Aim:
Copy all lines of the listing that include the string "model".

'''

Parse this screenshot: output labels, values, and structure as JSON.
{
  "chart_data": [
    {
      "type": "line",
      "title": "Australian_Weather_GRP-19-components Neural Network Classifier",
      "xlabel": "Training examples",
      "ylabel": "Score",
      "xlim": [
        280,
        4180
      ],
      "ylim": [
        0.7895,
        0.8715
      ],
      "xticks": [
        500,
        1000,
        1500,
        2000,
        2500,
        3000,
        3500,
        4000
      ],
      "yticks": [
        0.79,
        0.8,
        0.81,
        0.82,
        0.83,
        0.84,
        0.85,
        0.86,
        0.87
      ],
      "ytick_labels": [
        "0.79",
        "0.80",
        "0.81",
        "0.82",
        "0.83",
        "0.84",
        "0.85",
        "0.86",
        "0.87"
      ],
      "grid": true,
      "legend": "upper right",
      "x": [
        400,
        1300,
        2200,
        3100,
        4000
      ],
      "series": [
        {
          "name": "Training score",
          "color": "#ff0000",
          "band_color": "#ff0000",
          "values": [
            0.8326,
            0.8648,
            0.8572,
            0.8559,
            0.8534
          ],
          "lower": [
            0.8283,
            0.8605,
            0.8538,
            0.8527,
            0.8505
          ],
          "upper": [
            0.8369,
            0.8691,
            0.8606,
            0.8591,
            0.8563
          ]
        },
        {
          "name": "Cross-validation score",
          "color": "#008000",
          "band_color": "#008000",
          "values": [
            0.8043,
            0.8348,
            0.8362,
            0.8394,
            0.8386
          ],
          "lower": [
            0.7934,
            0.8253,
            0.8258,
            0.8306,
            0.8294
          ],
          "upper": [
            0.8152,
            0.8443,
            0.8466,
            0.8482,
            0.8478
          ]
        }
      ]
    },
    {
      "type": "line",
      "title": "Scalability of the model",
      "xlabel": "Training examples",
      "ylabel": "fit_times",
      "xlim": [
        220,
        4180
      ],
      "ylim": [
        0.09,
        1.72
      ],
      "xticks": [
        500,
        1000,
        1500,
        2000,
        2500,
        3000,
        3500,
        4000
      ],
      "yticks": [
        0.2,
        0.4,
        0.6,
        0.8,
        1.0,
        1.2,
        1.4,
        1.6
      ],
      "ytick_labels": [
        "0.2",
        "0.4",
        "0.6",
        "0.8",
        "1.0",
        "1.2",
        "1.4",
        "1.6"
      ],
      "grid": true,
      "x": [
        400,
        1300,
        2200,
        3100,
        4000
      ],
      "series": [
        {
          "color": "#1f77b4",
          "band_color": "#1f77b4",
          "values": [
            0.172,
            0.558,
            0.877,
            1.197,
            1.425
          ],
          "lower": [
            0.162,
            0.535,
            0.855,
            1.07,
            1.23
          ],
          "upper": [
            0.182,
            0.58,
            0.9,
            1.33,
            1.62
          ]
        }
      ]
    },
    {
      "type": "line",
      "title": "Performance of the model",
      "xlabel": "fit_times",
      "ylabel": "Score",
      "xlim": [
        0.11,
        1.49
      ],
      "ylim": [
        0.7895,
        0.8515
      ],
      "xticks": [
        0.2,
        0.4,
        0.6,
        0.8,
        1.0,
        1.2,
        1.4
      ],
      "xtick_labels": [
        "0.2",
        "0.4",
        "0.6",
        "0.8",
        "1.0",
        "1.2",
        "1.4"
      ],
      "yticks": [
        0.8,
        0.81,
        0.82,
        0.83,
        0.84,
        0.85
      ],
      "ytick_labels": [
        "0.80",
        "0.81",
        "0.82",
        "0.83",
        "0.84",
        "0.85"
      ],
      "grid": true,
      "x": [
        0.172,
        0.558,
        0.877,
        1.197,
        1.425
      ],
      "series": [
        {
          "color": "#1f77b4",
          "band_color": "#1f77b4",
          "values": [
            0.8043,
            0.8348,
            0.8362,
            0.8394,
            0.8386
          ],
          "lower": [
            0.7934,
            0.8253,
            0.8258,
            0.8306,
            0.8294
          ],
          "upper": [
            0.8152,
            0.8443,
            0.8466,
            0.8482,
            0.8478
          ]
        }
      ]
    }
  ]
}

'''

Answer to the exercise:
      "title": "Scalability of the model",
      "title": "Performance of the model",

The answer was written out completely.